Work to do: Assemble all lines in which the string "customers" appears.

Material provided:
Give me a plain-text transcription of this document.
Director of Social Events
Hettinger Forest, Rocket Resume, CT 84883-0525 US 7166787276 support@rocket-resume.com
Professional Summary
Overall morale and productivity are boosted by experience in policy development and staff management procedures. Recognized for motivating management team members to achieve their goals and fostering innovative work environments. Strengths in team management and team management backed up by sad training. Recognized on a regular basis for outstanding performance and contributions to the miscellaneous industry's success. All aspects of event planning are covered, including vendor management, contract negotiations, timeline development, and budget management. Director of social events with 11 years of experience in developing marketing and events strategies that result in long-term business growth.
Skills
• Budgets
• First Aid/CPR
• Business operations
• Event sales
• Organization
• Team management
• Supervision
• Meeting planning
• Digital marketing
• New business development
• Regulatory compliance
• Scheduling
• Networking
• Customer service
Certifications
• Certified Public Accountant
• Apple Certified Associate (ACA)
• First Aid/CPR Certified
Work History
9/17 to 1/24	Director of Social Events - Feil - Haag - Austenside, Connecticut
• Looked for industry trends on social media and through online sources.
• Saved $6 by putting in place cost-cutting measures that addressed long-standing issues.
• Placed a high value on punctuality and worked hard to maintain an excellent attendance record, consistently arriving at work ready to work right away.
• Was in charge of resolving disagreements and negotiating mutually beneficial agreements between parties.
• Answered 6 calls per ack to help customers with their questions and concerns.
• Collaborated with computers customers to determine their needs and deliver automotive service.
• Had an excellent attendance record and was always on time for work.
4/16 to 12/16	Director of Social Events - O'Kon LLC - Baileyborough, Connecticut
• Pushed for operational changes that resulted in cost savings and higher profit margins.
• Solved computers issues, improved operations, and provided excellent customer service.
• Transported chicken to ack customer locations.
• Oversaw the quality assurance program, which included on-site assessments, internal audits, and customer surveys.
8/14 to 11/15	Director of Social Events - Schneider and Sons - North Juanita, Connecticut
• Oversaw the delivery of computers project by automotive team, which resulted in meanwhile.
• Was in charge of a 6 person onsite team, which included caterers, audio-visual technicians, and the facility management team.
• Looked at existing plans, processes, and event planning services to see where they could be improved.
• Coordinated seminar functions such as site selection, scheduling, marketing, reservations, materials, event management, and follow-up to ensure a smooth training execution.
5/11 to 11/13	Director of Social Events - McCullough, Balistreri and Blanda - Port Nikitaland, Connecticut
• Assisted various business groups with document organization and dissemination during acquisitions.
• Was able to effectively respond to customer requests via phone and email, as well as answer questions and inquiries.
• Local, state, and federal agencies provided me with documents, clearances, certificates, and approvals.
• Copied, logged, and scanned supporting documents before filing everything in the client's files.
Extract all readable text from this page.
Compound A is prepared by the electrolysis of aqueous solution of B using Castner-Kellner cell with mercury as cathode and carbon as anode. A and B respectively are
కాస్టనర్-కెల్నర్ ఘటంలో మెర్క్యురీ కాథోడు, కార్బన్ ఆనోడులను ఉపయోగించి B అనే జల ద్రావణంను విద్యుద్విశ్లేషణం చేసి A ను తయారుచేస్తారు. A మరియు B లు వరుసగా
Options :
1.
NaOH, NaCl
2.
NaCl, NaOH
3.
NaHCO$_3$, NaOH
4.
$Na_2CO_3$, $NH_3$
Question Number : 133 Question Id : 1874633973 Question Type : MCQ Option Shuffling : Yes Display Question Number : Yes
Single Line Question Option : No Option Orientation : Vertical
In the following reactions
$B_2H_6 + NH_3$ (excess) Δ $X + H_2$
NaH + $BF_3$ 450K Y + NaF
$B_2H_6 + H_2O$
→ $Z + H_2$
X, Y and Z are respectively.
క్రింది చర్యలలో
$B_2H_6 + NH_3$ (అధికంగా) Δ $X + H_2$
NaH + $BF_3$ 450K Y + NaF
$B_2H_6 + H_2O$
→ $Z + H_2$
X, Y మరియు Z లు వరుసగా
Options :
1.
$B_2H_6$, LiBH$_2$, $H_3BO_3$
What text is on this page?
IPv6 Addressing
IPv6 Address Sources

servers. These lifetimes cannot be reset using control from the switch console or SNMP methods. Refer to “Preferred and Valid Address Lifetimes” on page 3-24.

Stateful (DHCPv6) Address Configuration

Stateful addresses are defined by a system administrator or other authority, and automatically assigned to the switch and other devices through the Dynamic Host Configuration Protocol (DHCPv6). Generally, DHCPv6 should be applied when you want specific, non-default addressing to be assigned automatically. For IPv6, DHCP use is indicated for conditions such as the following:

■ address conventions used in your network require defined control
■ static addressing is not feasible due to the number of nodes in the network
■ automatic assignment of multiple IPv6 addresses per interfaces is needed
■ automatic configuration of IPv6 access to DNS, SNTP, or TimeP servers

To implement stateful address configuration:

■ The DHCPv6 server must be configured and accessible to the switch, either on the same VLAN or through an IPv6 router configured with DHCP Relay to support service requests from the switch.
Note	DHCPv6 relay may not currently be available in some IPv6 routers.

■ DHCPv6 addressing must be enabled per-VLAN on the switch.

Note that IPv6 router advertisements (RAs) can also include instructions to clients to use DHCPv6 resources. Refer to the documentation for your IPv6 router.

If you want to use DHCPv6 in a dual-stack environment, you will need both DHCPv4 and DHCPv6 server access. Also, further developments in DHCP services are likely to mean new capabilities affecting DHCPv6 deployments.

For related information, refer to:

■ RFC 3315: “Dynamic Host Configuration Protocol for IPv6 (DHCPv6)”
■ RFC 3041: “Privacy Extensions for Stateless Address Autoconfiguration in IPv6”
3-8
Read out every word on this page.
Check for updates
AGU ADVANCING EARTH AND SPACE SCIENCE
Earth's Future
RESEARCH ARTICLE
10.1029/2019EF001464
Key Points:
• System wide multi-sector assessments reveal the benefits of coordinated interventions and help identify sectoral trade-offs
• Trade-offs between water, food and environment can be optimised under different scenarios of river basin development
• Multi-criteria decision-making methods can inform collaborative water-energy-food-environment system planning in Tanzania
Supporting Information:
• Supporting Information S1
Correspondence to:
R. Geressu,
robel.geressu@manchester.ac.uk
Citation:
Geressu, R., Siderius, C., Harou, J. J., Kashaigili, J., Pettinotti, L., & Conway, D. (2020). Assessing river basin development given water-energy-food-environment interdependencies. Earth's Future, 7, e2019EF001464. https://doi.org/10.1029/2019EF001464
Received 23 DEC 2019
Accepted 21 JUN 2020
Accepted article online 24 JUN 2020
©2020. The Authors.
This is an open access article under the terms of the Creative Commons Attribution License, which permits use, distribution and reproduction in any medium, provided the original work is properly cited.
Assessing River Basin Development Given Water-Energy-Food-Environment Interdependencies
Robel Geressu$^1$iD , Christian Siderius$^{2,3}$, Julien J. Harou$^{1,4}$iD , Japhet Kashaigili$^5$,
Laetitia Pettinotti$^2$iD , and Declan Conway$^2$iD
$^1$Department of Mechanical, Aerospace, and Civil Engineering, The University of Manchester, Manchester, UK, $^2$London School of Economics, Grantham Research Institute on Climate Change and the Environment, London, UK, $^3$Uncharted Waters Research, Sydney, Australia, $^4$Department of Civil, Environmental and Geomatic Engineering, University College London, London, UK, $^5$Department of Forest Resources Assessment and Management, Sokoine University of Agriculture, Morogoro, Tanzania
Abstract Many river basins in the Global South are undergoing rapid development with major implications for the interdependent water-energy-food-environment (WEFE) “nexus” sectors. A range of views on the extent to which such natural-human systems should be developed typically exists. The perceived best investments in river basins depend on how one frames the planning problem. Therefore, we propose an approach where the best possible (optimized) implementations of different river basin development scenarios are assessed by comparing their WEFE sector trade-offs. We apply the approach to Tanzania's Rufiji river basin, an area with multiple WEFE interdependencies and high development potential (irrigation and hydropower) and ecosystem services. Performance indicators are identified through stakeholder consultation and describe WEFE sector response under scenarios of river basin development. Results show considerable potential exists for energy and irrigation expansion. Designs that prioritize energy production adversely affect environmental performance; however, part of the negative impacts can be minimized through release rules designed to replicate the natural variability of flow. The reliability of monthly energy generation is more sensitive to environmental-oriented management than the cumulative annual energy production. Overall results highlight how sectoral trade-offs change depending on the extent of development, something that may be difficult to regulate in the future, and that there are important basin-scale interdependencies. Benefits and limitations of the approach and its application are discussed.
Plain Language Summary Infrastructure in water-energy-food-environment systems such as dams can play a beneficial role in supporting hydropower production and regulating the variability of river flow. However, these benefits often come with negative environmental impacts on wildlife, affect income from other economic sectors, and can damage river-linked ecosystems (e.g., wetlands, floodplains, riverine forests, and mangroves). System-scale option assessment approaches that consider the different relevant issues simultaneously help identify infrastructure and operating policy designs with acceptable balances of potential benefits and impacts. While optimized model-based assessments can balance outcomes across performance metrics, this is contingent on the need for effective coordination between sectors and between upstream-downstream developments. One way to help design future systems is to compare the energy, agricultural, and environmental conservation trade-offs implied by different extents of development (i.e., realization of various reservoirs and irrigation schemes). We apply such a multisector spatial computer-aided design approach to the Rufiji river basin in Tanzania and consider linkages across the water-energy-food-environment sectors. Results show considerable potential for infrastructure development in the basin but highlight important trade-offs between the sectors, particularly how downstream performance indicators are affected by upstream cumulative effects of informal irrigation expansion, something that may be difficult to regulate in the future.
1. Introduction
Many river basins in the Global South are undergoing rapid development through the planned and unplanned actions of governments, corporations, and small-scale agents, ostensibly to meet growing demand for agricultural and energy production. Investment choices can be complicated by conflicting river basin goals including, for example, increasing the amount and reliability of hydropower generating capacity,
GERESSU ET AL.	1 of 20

Task answer:
• Answered 6 calls per ack to help customers with their questions and concerns.
• Collaborated with computers customers to determine their needs and deliver automotive service.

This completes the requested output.